─── Data supplied

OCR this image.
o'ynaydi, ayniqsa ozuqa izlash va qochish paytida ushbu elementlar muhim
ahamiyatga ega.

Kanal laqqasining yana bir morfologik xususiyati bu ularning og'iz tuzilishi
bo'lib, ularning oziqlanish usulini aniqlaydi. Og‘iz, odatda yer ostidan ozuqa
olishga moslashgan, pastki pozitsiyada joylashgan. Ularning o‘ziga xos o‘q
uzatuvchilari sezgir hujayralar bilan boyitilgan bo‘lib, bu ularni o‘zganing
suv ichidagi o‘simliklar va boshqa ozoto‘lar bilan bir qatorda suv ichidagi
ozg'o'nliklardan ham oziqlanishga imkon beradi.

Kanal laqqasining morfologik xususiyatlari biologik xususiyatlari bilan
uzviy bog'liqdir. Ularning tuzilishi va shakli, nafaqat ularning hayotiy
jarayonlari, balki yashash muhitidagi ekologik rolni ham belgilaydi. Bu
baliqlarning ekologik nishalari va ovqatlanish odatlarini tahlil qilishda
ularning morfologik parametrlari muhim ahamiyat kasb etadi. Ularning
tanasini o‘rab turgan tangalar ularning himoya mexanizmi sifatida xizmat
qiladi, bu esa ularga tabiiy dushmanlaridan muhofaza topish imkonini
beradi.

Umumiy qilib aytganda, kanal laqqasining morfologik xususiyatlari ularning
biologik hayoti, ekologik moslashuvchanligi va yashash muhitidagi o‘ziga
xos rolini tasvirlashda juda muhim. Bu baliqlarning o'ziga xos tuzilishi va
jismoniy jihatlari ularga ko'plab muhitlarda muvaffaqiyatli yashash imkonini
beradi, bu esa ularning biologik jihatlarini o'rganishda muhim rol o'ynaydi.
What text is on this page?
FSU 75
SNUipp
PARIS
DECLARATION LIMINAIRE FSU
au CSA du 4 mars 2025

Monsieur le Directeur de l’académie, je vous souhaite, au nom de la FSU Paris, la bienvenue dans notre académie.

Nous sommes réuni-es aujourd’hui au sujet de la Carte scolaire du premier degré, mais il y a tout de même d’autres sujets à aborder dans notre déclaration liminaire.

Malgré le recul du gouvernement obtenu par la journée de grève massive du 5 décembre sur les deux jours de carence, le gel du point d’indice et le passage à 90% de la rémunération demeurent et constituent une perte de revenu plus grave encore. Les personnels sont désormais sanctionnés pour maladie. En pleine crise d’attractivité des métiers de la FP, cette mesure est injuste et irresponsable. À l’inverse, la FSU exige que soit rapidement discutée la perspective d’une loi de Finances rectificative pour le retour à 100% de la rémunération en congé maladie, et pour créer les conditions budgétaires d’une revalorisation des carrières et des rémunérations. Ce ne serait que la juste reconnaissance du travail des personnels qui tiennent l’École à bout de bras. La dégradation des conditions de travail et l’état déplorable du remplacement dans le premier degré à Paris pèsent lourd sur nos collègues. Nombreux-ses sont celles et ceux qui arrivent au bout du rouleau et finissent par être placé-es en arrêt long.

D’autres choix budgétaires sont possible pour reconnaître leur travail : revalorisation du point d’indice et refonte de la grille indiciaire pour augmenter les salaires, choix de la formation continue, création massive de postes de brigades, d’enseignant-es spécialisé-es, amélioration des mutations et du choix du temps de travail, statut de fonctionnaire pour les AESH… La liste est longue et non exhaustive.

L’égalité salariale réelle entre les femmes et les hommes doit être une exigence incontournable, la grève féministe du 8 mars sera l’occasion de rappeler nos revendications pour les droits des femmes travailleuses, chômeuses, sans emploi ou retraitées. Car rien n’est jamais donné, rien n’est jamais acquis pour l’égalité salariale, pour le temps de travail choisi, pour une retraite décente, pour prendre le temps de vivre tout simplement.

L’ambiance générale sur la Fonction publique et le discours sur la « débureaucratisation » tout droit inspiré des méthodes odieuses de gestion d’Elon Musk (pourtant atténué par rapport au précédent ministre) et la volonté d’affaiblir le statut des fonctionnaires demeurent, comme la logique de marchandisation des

──────

Reproduce each record exactly as it appears.

» Exercise answer
OCR this image.
o'ynaydi, ayniqsa ozuqa izlash va qochish paytida ushbu elementlar muhim
ahamiyatga ega.

Kanal laqqasining yana bir morfologik xususiyati bu ularning og'iz tuzilishi
bo'lib, ularning oziqlanish usulini aniqlaydi. Og‘iz, odatda yer ostidan ozuqa
olishga moslashgan, pastki pozitsiyada joylashgan. Ularning o‘ziga xos o‘q
uzatuvchilari sezgir hujayralar bilan boyitilgan bo‘lib, bu ularni o‘zganing
suv ichidagi o‘simliklar va boshqa ozoto‘lar bilan bir qatorda suv ichidagi
ozg'o'nliklardan ham oziqlanishga imkon beradi.

Kanal laqqasining morfologik xususiyatlari biologik xususiyatlari bilan
uzviy bog'liqdir. Ularning tuzilishi va shakli, nafaqat ularning hayotiy
jarayonlari, balki yashash muhitidagi ekologik rolni ham belgilaydi. Bu
baliqlarning ekologik nishalari va ovqatlanish odatlarini tahlil qilishda
ularning morfologik parametrlari muhim ahamiyat kasb etadi. Ularning
tanasini o‘rab turgan tangalar ularning himoya mexanizmi sifatida xizmat
qiladi, bu esa ularga tabiiy dushmanlaridan muhofaza topish imkonini
beradi.

Umumiy qilib aytganda, kanal laqqasining morfologik xususiyatlari ularning
biologik hayoti, ekologik moslashuvchanligi va yashash muhitidagi o‘ziga
xos rolini tasvirlashda juda muhim. Bu baliqlarning o'ziga xos tuzilishi va
jismoniy jihatlari ularga ko'plab muhitlarda muvaffaqiyatli yashash imkonini
beradi, bu esa ularning biologik jihatlarini o'rganishda muhim rol o'ynaydi.
What text is on this page?
FSU 75
SNUipp
PARIS
DECLARATION LIMINAIRE FSU
au CSA du 4 mars 2025

Monsieur le Directeur de l’académie, je vous souhaite, au nom de la FSU Paris, la bienvenue dans notre académie.

Nous sommes réuni-es aujourd’hui au sujet de la Carte scolaire du premier degré, mais il y a tout de même d’autres sujets à aborder dans notre déclaration liminaire.

Malgré le recul du gouvernement obtenu par la journée de grève massive du 5 décembre sur les deux jours de carence, le gel du point d’indice et le passage à 90% de la rémunération demeurent et constituent une perte de revenu plus grave encore. Les personnels sont désormais sanctionnés pour maladie. En pleine crise d’attractivité des métiers de la FP, cette mesure est injuste et irresponsable. À l’inverse, la FSU exige que soit rapidement discutée la perspective d’une loi de Finances rectificative pour le retour à 100% de la rémunération en congé maladie, et pour créer les conditions budgétaires d’une revalorisation des carrières et des rémunérations. Ce ne serait que la juste reconnaissance du travail des personnels qui tiennent l’École à bout de bras. La dégradation des conditions de travail et l’état déplorable du remplacement dans le premier degré à Paris pèsent lourd sur nos collègues. Nombreux-ses sont celles et ceux qui arrivent au bout du rouleau et finissent par être placé-es en arrêt long.

D’autres choix budgétaires sont possible pour reconnaître leur travail : revalorisation du point d’indice et refonte de la grille indiciaire pour augmenter les salaires, choix de la formation continue, création massive de postes de brigades, d’enseignant-es spécialisé-es, amélioration des mutations et du choix du temps de travail, statut de fonctionnaire pour les AESH… La liste est longue et non exhaustive.

L’égalité salariale réelle entre les femmes et les hommes doit être une exigence incontournable, la grève féministe du 8 mars sera l’occasion de rappeler nos revendications pour les droits des femmes travailleuses, chômeuses, sans emploi ou retraitées. Car rien n’est jamais donné, rien n’est jamais acquis pour l’égalité salariale, pour le temps de travail choisi, pour une retraite décente, pour prendre le temps de vivre tout simplement.

L’ambiance générale sur la Fonction publique et le discours sur la « débureaucratisation » tout droit inspiré des méthodes odieuses de gestion d’Elon Musk (pourtant atténué par rapport au précédent ministre) et la volonté d’affaiblir le statut des fonctionnaires demeurent, comme la logique de marchandisation des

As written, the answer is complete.